____ Data

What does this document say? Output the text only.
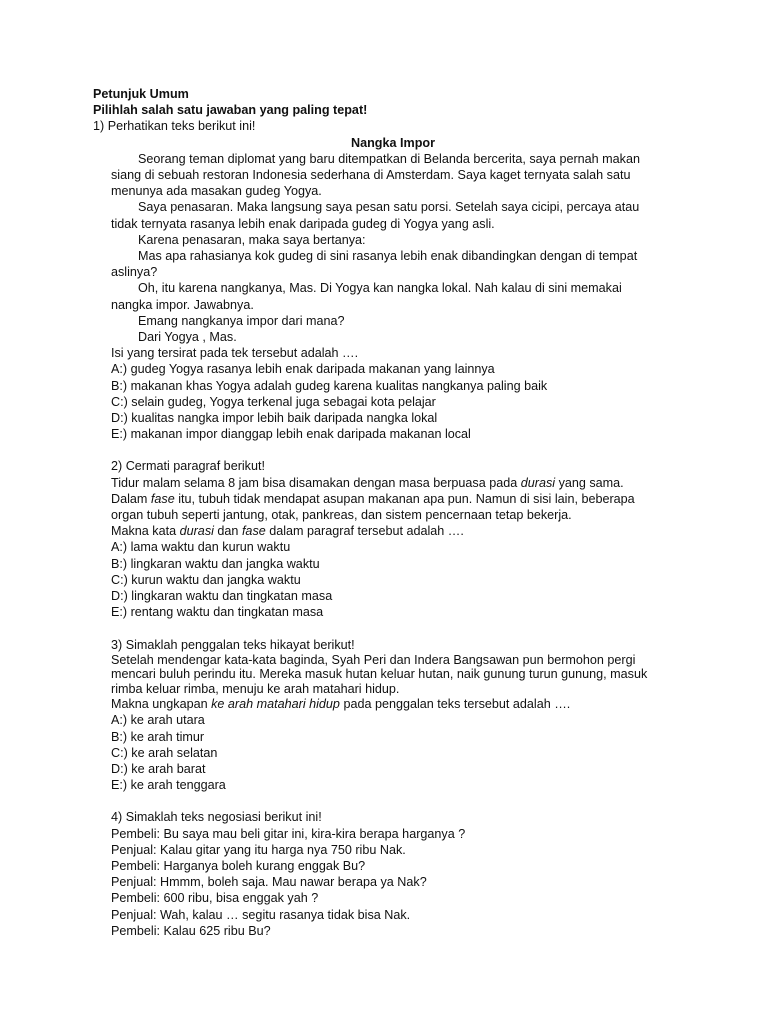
Petunjuk Umum
Pilihlah salah satu jawaban yang paling tepat!
1) Perhatikan teks berikut ini!
Nangka Impor
Seorang teman diplomat yang baru ditempatkan di Belanda bercerita, saya pernah makan
siang di sebuah restoran Indonesia sederhana di Amsterdam. Saya kaget ternyata salah satu
menunya ada masakan gudeg Yogya.
Saya penasaran. Maka langsung saya pesan satu porsi. Setelah saya cicipi, percaya atau
tidak ternyata rasanya lebih enak daripada gudeg di Yogya yang asli.
Karena penasaran, maka saya bertanya:
Mas apa rahasianya kok gudeg di sini rasanya lebih enak dibandingkan dengan di tempat
aslinya?
Oh, itu karena nangkanya, Mas. Di Yogya kan nangka lokal. Nah kalau di sini memakai
nangka impor. Jawabnya.
Emang nangkanya impor dari mana?
Dari Yogya , Mas.
Isi yang tersirat pada tek tersebut adalah ….
A:) gudeg Yogya rasanya lebih enak daripada makanan yang lainnya
B:) makanan khas Yogya adalah gudeg karena kualitas nangkanya paling baik
C:) selain gudeg, Yogya terkenal juga sebagai kota pelajar
D:) kualitas nangka impor lebih baik daripada nangka lokal
E:) makanan impor dianggap lebih enak daripada makanan local
2) Cermati paragraf berikut!
Tidur malam selama 8 jam bisa disamakan dengan masa berpuasa pada durasi yang sama.
Dalam fase itu, tubuh tidak mendapat asupan makanan apa pun. Namun di sisi lain, beberapa
organ tubuh seperti jantung, otak, pankreas, dan sistem pencernaan tetap bekerja.
Makna kata durasi dan fase dalam paragraf tersebut adalah ….
A:) lama waktu dan kurun waktu
B:) lingkaran waktu dan jangka waktu
C:) kurun waktu dan jangka waktu
D:) lingkaran waktu dan tingkatan masa
E:) rentang waktu dan tingkatan masa
3) Simaklah penggalan teks hikayat berikut!
Setelah mendengar kata-kata baginda, Syah Peri dan Indera Bangsawan pun bermohon pergi
mencari buluh perindu itu. Mereka masuk hutan keluar hutan, naik gunung turun gunung, masuk
rimba keluar rimba, menuju ke arah matahari hidup.
Makna ungkapan ke arah matahari hidup pada penggalan teks tersebut adalah ….
A:) ke arah utara
B:) ke arah timur
C:) ke arah selatan
D:) ke arah barat
E:) ke arah tenggara
4) Simaklah teks negosiasi berikut ini!
Pembeli: Bu saya mau beli gitar ini, kira-kira berapa harganya ?
Penjual: Kalau gitar yang itu harga nya 750 ribu Nak.
Pembeli: Harganya boleh kurang enggak Bu?
Penjual: Hmmm, boleh saja. Mau nawar berapa ya Nak?
Pembeli: 600 ribu, bisa enggak yah ?
Penjual: Wah, kalau … segitu rasanya tidak bisa Nak.
Pembeli: Kalau 625 ribu Bu?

________

### The problem
Pull out every line of the records above that contains the word "tersebut".

### Solution to this problem
Isi yang tersirat pada tek tersebut adalah ….
Makna kata durasi dan fase dalam paragraf tersebut adalah ….
Makna ungkapan ke arah matahari hidup pada penggalan teks tersebut adalah ….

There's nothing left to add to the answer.